-- CHALLENGE --
Provide only the number of lines in the records below that include "Ireland".

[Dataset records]
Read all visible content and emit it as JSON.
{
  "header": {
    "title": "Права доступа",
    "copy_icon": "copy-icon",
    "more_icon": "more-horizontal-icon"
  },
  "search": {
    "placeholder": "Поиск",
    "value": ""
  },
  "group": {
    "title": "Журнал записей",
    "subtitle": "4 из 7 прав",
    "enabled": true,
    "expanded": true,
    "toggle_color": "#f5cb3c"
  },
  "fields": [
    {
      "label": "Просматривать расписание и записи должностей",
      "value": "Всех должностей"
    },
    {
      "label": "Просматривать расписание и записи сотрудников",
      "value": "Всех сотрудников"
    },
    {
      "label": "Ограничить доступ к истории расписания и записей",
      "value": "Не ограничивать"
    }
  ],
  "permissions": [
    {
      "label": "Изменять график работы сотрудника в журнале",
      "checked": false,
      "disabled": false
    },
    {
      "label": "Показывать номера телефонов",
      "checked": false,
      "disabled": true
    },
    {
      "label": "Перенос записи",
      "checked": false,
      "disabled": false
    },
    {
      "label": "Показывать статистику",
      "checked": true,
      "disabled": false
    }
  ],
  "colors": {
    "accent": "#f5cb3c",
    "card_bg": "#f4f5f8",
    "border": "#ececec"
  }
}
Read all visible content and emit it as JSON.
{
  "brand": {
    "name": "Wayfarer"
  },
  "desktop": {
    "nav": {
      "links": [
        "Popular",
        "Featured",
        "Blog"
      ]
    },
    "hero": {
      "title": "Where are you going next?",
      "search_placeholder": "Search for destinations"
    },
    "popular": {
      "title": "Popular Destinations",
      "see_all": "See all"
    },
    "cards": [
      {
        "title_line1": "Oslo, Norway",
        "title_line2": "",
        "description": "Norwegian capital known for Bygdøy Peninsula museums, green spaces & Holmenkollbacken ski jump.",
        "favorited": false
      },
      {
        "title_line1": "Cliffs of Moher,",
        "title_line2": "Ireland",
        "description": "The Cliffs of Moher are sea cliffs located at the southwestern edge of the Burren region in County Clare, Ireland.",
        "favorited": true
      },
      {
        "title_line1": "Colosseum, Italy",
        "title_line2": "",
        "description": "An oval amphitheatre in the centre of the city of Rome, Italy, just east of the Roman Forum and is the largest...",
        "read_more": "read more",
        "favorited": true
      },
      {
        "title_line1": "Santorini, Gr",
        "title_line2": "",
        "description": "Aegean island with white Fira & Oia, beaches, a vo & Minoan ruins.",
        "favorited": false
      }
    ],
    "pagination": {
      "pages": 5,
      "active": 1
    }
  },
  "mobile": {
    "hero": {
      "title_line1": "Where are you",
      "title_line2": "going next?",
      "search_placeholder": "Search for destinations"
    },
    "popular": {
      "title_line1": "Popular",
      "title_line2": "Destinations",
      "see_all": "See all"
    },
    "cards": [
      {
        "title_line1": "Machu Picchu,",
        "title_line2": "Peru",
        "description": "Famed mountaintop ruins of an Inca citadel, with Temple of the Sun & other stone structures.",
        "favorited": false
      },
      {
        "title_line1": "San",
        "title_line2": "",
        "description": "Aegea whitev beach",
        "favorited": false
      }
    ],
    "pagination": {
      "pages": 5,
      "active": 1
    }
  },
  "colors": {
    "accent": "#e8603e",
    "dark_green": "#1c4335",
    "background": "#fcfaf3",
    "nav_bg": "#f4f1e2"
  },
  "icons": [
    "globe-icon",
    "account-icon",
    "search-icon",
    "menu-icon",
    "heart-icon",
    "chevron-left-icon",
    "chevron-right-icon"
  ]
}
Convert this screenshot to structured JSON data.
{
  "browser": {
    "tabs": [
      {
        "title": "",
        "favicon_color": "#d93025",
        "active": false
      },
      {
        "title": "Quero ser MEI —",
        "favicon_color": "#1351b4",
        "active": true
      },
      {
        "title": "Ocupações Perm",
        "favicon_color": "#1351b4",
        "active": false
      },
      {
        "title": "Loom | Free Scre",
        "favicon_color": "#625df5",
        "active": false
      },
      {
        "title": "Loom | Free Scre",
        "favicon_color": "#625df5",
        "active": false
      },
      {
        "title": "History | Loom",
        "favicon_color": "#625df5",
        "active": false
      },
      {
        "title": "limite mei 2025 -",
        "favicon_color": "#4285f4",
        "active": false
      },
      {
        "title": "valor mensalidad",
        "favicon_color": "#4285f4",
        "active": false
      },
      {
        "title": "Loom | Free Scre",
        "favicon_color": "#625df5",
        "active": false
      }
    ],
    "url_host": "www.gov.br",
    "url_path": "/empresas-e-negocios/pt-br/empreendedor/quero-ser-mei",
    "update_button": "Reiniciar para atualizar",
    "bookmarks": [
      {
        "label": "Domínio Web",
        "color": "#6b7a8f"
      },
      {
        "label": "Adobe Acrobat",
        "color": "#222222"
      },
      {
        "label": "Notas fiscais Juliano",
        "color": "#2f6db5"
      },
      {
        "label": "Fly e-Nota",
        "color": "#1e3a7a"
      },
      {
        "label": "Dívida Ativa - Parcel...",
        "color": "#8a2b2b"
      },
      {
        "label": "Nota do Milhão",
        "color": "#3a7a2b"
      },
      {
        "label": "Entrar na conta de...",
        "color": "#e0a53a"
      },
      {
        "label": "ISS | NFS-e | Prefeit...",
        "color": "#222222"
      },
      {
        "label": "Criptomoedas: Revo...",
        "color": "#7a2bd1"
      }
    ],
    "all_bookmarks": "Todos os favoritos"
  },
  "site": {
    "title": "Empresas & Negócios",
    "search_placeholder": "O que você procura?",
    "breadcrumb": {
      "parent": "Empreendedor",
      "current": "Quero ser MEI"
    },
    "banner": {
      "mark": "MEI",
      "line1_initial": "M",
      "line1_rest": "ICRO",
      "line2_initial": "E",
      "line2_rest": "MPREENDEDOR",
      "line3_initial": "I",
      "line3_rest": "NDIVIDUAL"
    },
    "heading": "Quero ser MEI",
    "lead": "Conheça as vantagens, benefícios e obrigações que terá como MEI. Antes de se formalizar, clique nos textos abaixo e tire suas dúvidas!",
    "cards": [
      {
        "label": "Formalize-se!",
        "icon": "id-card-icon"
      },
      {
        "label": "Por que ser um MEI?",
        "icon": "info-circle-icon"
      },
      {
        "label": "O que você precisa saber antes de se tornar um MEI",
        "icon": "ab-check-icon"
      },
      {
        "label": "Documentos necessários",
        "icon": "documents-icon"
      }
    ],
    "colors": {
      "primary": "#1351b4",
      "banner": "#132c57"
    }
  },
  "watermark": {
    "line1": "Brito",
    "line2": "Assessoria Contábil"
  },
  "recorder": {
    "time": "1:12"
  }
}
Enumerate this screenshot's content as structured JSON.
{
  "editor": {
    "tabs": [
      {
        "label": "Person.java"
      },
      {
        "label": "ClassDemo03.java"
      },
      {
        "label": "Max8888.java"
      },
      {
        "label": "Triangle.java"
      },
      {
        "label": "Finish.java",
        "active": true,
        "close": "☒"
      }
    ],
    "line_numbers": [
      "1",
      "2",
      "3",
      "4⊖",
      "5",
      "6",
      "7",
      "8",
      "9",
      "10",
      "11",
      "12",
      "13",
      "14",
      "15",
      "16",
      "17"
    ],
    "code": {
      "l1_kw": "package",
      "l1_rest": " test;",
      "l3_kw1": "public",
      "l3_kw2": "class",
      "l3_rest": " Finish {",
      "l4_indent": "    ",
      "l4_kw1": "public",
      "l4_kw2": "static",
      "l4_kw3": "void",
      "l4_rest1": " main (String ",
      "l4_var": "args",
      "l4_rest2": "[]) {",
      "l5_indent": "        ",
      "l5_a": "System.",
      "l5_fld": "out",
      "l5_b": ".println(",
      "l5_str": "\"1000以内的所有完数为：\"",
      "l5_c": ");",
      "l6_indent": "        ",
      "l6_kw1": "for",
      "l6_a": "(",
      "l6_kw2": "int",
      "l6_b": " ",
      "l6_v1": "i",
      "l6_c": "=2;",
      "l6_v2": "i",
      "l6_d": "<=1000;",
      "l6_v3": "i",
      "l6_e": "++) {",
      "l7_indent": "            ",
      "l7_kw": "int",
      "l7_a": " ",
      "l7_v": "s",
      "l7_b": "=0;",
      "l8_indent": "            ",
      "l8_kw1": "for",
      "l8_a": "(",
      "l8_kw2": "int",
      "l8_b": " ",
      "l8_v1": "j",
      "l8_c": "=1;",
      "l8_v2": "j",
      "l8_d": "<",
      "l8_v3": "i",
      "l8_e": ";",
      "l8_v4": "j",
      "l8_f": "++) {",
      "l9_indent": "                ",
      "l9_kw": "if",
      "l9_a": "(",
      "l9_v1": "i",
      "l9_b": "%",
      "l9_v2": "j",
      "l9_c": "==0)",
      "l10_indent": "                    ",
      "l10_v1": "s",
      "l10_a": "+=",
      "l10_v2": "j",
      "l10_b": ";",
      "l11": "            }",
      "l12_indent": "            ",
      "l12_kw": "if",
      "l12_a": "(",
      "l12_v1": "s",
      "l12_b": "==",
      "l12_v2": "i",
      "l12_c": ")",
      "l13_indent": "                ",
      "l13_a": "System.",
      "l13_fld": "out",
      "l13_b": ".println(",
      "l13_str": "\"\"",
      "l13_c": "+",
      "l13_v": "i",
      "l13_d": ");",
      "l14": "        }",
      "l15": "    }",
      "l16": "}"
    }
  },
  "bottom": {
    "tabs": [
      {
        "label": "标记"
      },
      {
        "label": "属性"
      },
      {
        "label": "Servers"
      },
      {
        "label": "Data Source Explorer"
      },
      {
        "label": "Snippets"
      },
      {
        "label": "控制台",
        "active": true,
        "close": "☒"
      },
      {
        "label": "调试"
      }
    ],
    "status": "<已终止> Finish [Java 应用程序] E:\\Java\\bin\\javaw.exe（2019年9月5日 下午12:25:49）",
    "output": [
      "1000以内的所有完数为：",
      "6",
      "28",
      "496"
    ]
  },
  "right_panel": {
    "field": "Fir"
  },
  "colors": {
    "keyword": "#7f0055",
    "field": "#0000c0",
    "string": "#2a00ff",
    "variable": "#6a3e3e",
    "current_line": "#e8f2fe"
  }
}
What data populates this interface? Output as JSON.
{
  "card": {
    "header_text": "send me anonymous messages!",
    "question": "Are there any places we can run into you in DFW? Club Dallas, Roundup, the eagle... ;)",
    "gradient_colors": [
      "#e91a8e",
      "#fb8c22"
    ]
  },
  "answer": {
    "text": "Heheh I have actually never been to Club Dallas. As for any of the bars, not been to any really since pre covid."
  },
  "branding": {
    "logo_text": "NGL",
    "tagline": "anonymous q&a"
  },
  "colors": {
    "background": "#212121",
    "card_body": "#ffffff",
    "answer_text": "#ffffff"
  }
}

-- RESULT OF THE EXERCISE --
2